(Your instructions)
From the listing below, work out how many lines contain "this". Reply with that number only.

(Raw data)
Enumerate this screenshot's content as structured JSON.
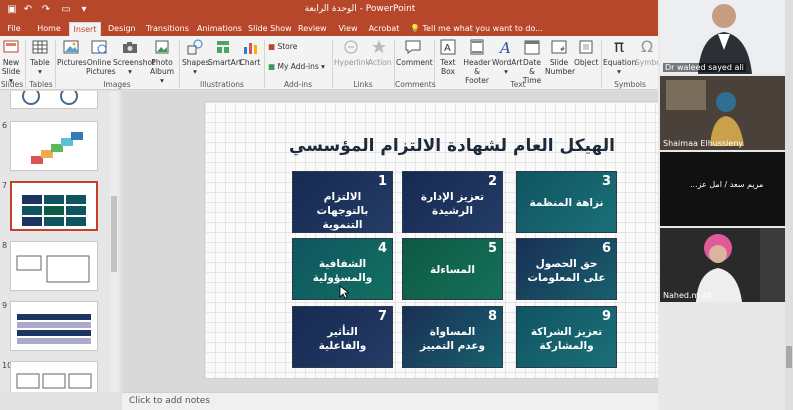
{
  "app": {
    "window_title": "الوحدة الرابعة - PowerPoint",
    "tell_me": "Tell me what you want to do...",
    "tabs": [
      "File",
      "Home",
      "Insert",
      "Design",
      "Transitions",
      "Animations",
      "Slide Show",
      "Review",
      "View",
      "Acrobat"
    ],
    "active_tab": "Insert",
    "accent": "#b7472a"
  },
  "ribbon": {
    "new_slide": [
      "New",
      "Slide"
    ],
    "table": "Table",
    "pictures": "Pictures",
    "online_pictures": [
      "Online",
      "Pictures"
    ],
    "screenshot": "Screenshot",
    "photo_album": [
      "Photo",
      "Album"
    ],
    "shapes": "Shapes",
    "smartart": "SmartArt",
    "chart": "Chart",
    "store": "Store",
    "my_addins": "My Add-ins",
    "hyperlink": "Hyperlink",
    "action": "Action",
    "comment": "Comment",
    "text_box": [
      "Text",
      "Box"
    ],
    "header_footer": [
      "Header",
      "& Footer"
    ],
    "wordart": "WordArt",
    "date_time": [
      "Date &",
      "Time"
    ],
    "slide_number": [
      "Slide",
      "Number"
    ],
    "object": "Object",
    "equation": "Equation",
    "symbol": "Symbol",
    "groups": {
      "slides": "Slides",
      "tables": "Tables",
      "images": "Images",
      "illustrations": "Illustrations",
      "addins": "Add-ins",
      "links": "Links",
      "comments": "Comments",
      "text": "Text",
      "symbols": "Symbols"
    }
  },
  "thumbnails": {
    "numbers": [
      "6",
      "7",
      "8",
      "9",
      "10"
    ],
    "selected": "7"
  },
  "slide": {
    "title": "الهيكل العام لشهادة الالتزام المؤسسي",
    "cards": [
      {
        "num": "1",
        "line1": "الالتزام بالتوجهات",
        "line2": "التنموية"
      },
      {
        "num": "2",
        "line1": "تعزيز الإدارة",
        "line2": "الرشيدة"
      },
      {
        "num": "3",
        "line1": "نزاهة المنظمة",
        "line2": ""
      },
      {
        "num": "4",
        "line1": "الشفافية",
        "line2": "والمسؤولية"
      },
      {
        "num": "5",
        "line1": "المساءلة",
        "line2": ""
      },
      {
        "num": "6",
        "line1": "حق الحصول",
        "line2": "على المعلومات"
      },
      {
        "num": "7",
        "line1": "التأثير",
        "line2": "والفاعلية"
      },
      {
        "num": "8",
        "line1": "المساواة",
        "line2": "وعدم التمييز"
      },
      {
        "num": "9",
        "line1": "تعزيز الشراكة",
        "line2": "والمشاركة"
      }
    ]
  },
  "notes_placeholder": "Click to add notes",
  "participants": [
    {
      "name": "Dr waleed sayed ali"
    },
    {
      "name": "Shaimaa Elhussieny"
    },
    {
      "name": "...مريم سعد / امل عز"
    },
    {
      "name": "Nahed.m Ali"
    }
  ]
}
...
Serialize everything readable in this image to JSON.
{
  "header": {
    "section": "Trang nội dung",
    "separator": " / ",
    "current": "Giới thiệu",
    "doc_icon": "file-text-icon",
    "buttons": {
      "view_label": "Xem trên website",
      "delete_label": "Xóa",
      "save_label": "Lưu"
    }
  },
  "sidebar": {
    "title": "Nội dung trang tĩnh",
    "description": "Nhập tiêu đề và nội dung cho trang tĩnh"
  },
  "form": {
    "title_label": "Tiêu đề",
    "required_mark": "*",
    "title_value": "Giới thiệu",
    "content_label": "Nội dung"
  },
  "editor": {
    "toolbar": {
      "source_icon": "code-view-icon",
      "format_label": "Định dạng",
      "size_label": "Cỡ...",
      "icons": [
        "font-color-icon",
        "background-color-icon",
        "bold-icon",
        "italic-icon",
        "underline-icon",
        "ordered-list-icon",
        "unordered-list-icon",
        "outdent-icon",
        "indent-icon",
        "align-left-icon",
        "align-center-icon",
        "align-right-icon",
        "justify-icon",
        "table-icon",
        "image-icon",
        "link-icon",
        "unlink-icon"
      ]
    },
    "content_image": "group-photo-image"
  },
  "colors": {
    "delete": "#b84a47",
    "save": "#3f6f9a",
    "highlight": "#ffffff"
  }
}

(Solution below)
2